* [Short exercise]
Count how many lines of the material hold "Escribe". Respond with that number alone.
· · · ·
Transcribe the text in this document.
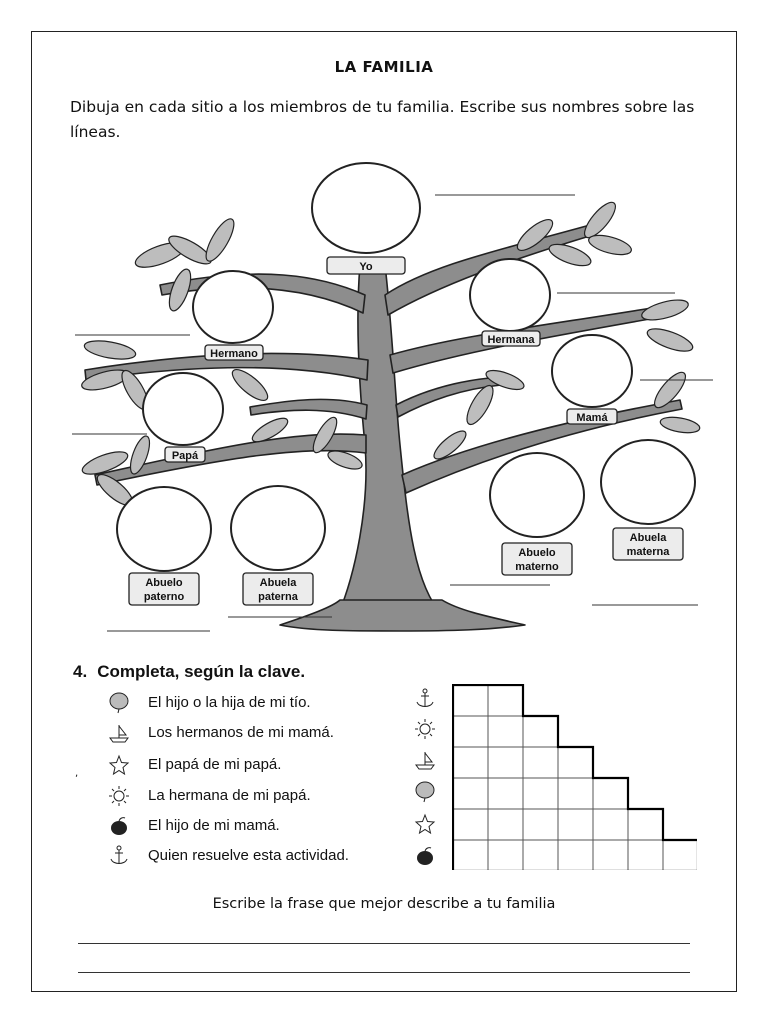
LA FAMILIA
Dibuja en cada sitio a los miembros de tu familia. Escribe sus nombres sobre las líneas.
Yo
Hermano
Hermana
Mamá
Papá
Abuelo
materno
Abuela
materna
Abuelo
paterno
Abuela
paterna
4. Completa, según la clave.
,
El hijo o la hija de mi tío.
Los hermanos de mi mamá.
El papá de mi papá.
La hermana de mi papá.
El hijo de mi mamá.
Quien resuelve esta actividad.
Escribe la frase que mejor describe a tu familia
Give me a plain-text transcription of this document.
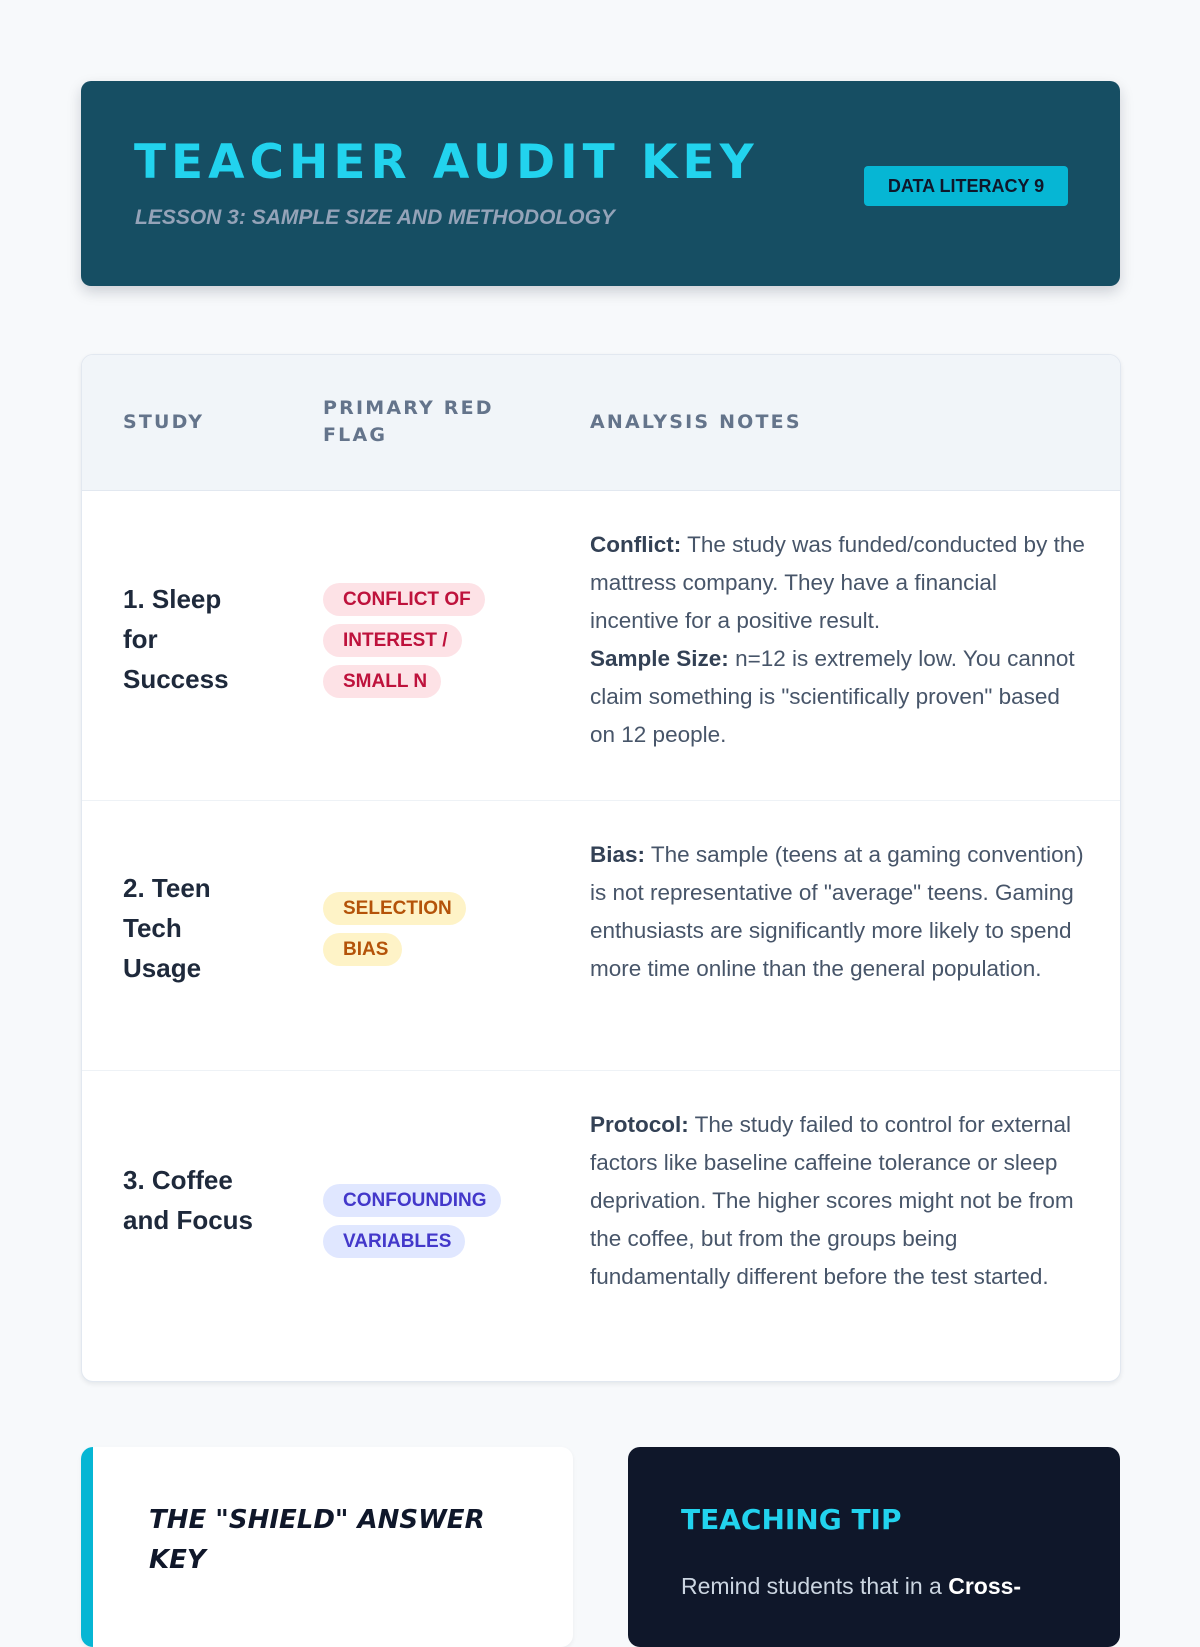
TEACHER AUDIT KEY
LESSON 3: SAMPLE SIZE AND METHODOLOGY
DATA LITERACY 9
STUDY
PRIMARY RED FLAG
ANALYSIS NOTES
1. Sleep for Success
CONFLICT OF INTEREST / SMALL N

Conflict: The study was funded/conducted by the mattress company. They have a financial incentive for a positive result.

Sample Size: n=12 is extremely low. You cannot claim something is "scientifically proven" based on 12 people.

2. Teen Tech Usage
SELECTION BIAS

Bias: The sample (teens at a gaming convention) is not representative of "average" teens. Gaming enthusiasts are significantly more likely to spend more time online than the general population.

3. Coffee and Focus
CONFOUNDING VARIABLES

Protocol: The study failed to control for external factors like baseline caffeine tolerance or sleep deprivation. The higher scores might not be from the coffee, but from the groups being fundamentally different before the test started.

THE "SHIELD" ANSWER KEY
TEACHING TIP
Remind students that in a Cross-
· · · ·
* [Exercise result]
2